> [Set problem] Identify the lines that contain the string "What", then copy each of them.

> [Provided entries]
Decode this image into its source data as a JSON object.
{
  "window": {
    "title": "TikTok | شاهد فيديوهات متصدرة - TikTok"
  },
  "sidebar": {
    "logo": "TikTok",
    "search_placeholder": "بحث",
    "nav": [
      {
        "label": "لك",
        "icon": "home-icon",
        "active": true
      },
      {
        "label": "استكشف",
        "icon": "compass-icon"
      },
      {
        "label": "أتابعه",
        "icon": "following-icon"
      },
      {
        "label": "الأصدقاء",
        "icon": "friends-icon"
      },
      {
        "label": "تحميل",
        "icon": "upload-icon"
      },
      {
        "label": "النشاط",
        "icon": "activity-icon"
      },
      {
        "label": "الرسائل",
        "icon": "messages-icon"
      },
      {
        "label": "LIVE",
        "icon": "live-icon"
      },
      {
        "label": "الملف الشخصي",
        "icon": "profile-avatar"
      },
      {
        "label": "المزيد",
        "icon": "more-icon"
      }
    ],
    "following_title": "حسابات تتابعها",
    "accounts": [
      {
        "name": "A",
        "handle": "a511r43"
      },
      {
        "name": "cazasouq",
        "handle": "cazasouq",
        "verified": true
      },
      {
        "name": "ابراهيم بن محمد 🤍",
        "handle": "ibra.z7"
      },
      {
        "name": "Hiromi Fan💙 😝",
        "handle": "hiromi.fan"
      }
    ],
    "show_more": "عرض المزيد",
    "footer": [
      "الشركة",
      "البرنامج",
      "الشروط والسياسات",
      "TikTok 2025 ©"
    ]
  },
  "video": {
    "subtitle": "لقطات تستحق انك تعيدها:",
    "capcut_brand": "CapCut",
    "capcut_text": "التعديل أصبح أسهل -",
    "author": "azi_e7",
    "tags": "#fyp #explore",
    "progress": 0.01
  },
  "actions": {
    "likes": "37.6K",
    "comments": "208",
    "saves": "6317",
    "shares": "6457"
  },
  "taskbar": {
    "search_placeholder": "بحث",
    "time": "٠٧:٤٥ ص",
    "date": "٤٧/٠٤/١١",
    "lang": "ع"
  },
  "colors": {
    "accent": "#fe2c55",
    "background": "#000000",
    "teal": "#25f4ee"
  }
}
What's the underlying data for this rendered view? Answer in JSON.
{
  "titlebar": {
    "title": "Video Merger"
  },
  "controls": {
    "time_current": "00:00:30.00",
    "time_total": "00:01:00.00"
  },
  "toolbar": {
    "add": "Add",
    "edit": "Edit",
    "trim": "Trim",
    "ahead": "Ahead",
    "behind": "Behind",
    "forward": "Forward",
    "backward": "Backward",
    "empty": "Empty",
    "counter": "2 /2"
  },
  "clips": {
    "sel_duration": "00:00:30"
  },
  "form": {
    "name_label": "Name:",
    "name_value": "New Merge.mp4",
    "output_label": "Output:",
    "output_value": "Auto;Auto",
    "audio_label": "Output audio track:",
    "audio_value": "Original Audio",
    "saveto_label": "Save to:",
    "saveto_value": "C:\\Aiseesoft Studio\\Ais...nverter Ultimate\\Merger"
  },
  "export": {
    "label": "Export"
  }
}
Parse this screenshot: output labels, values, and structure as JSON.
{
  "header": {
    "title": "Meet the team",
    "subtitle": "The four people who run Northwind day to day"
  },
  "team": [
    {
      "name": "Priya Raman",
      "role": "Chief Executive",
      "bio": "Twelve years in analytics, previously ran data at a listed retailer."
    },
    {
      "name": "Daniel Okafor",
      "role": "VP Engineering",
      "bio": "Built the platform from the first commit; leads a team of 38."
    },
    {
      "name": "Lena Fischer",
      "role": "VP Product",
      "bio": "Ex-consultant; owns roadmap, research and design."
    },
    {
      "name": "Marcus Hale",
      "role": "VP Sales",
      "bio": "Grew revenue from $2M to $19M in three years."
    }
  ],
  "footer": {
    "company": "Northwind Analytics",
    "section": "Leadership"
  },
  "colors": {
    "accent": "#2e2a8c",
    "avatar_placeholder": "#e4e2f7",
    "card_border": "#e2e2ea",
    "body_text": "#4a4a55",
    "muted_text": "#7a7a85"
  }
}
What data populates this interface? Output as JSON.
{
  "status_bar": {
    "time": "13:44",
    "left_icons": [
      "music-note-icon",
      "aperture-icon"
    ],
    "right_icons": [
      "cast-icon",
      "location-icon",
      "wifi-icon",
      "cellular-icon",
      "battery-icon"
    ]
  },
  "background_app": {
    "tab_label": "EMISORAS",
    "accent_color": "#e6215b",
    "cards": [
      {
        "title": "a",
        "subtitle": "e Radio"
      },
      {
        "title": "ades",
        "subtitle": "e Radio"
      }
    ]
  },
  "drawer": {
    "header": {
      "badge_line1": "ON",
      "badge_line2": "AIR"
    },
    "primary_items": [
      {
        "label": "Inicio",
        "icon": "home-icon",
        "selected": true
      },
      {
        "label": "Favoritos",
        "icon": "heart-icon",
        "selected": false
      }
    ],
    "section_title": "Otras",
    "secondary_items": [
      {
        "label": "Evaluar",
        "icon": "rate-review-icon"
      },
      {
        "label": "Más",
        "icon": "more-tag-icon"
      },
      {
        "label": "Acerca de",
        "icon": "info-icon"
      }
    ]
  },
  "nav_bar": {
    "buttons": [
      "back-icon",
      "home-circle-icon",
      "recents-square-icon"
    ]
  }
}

> [Response below]
What's the underlying data for this rendered view? Answer in JSON.
What data populates this interface? Output as JSON.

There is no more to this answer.